[Data records]

################

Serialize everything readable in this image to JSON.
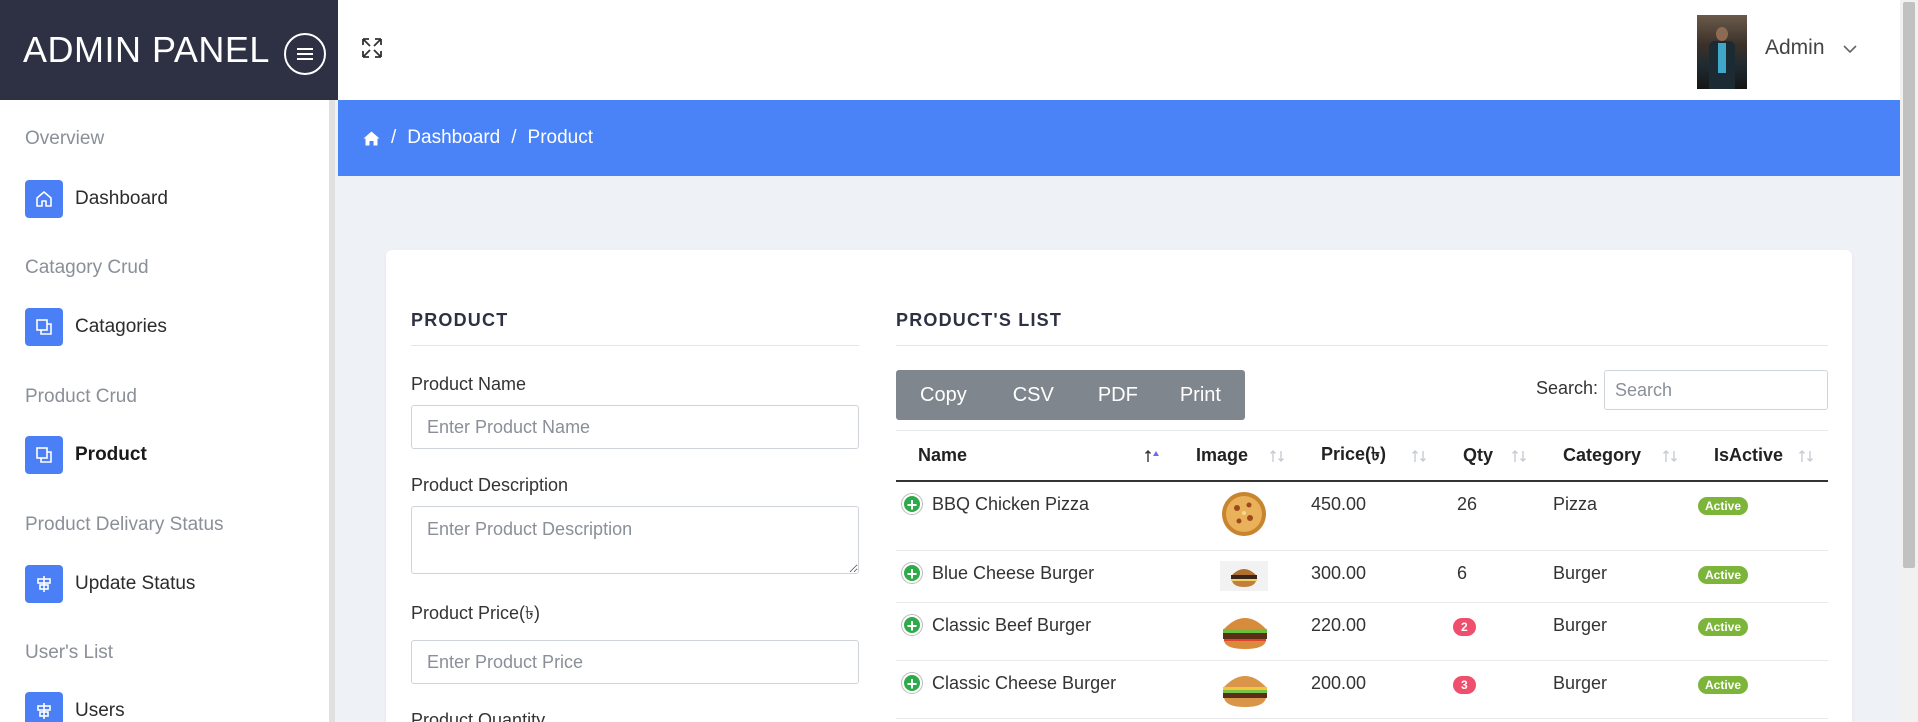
{
  "brand": {
    "title": "ADMIN PANEL"
  },
  "sidebar": {
    "sections": [
      {
        "label": "Overview",
        "item": {
          "label": "Dashboard",
          "icon": "home-icon",
          "active": false
        }
      },
      {
        "label": "Catagory Crud",
        "item": {
          "label": "Catagories",
          "icon": "copy-icon",
          "active": false
        }
      },
      {
        "label": "Product Crud",
        "item": {
          "label": "Product",
          "icon": "copy-icon",
          "active": true
        }
      },
      {
        "label": "Product Delivary Status",
        "item": {
          "label": "Update Status",
          "icon": "sliders-icon",
          "active": false
        }
      },
      {
        "label": "User's List",
        "item": {
          "label": "Users",
          "icon": "sliders-icon",
          "active": false
        }
      }
    ]
  },
  "header": {
    "user_name": "Admin"
  },
  "breadcrumb": {
    "items": [
      "Dashboard",
      "Product"
    ]
  },
  "form": {
    "title": "PRODUCT",
    "name_label": "Product Name",
    "name_placeholder": "Enter Product Name",
    "description_label": "Product Description",
    "description_placeholder": "Enter Product Description",
    "price_label": "Product Price(৳)",
    "price_placeholder": "Enter Product Price",
    "quantity_label": "Product Quantity"
  },
  "list": {
    "title": "PRODUCT'S LIST",
    "buttons": [
      "Copy",
      "CSV",
      "PDF",
      "Print"
    ],
    "search_label": "Search:",
    "search_placeholder": "Search",
    "columns": [
      "Name",
      "Image",
      "Price(৳)",
      "Qty",
      "Category",
      "IsActive"
    ],
    "rows": [
      {
        "name": "BBQ Chicken Pizza",
        "image": "pizza",
        "price": "450.00",
        "qty": "26",
        "qty_badge": false,
        "category": "Pizza",
        "status": "Active"
      },
      {
        "name": "Blue Cheese Burger",
        "image": "burger-small",
        "price": "300.00",
        "qty": "6",
        "qty_badge": false,
        "category": "Burger",
        "status": "Active"
      },
      {
        "name": "Classic Beef Burger",
        "image": "burger",
        "price": "220.00",
        "qty": "2",
        "qty_badge": true,
        "category": "Burger",
        "status": "Active"
      },
      {
        "name": "Classic Cheese Burger",
        "image": "burger",
        "price": "200.00",
        "qty": "3",
        "qty_badge": true,
        "category": "Burger",
        "status": "Active"
      }
    ]
  },
  "colors": {
    "sidebar_dark": "#2d3143",
    "accent": "#4a82f7",
    "active_badge": "#7db43a",
    "qty_badge": "#ef4f6d",
    "button_gray": "#7f868e"
  }
}
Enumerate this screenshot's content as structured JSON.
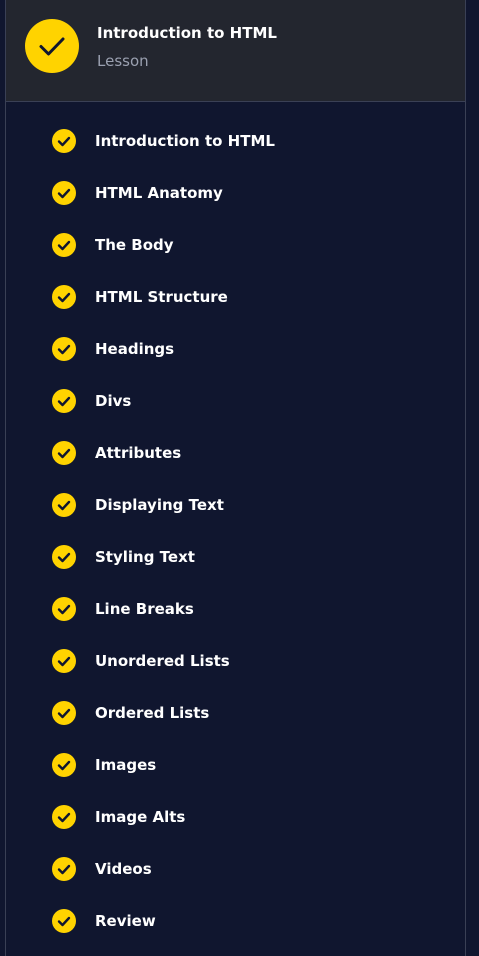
{
  "colors": {
    "background": "#10162f",
    "header_background": "#23262f",
    "accent": "#ffd300",
    "text": "#ffffff",
    "muted_text": "#9aa0b0"
  },
  "header": {
    "title": "Introduction to HTML",
    "subtitle": "Lesson",
    "status_icon": "check-circle-icon"
  },
  "items": [
    {
      "label": "Introduction to HTML",
      "icon": "check-circle-icon",
      "completed": true
    },
    {
      "label": "HTML Anatomy",
      "icon": "check-circle-icon",
      "completed": true
    },
    {
      "label": "The Body",
      "icon": "check-circle-icon",
      "completed": true
    },
    {
      "label": "HTML Structure",
      "icon": "check-circle-icon",
      "completed": true
    },
    {
      "label": "Headings",
      "icon": "check-circle-icon",
      "completed": true
    },
    {
      "label": "Divs",
      "icon": "check-circle-icon",
      "completed": true
    },
    {
      "label": "Attributes",
      "icon": "check-circle-icon",
      "completed": true
    },
    {
      "label": "Displaying Text",
      "icon": "check-circle-icon",
      "completed": true
    },
    {
      "label": "Styling Text",
      "icon": "check-circle-icon",
      "completed": true
    },
    {
      "label": "Line Breaks",
      "icon": "check-circle-icon",
      "completed": true
    },
    {
      "label": "Unordered Lists",
      "icon": "check-circle-icon",
      "completed": true
    },
    {
      "label": "Ordered Lists",
      "icon": "check-circle-icon",
      "completed": true
    },
    {
      "label": "Images",
      "icon": "check-circle-icon",
      "completed": true
    },
    {
      "label": "Image Alts",
      "icon": "check-circle-icon",
      "completed": true
    },
    {
      "label": "Videos",
      "icon": "check-circle-icon",
      "completed": true
    },
    {
      "label": "Review",
      "icon": "check-circle-icon",
      "completed": true
    }
  ]
}
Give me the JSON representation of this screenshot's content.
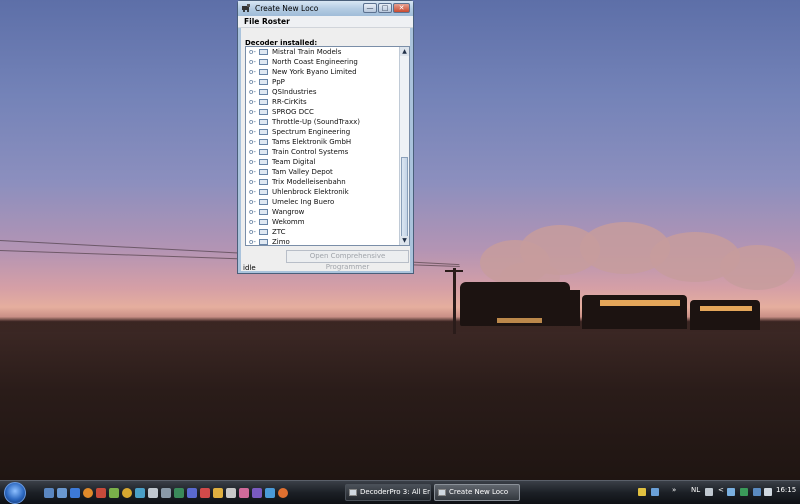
{
  "window": {
    "title": "Create New Loco",
    "minimize_glyph": "—",
    "maximize_glyph": "□",
    "close_glyph": "✕"
  },
  "menu": {
    "file": "File",
    "roster": "Roster"
  },
  "decoder_label": "Decoder installed:",
  "tree": {
    "handle_glyph": "o-",
    "items": [
      "Mistral Train Models",
      "North Coast Engineering",
      "New York Byano Limited",
      "PpP",
      "QSIndustries",
      "RR-CirKits",
      "SPROG DCC",
      "Throttle-Up (SoundTraxx)",
      "Spectrum Engineering",
      "Tams Elektronik GmbH",
      "Train Control Systems",
      "Team Digital",
      "Tam Valley Depot",
      "Trix Modelleisenbahn",
      "Uhlenbrock Elektronik",
      "Umelec Ing Buero",
      "Wangrow",
      "Wekomm",
      "ZTC",
      "Zimo"
    ]
  },
  "program_button": "Open Comprehensive Programmer",
  "status": "idle",
  "taskbar": {
    "tasks": [
      "DecoderPro 3: All En...",
      "Create New Loco"
    ],
    "overflow_glyph": "»",
    "language": "NL",
    "chevron": "<",
    "time": "16:15"
  },
  "colors": {
    "titlebar": "#b5cce3",
    "window_frame": "#aac3dc",
    "taskbar": "#1c2026"
  }
}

################

STATED EXERCISE: Reply with the number of lines in the data that include the string "content" and nothing else.

THE COMPLETED TASK: 2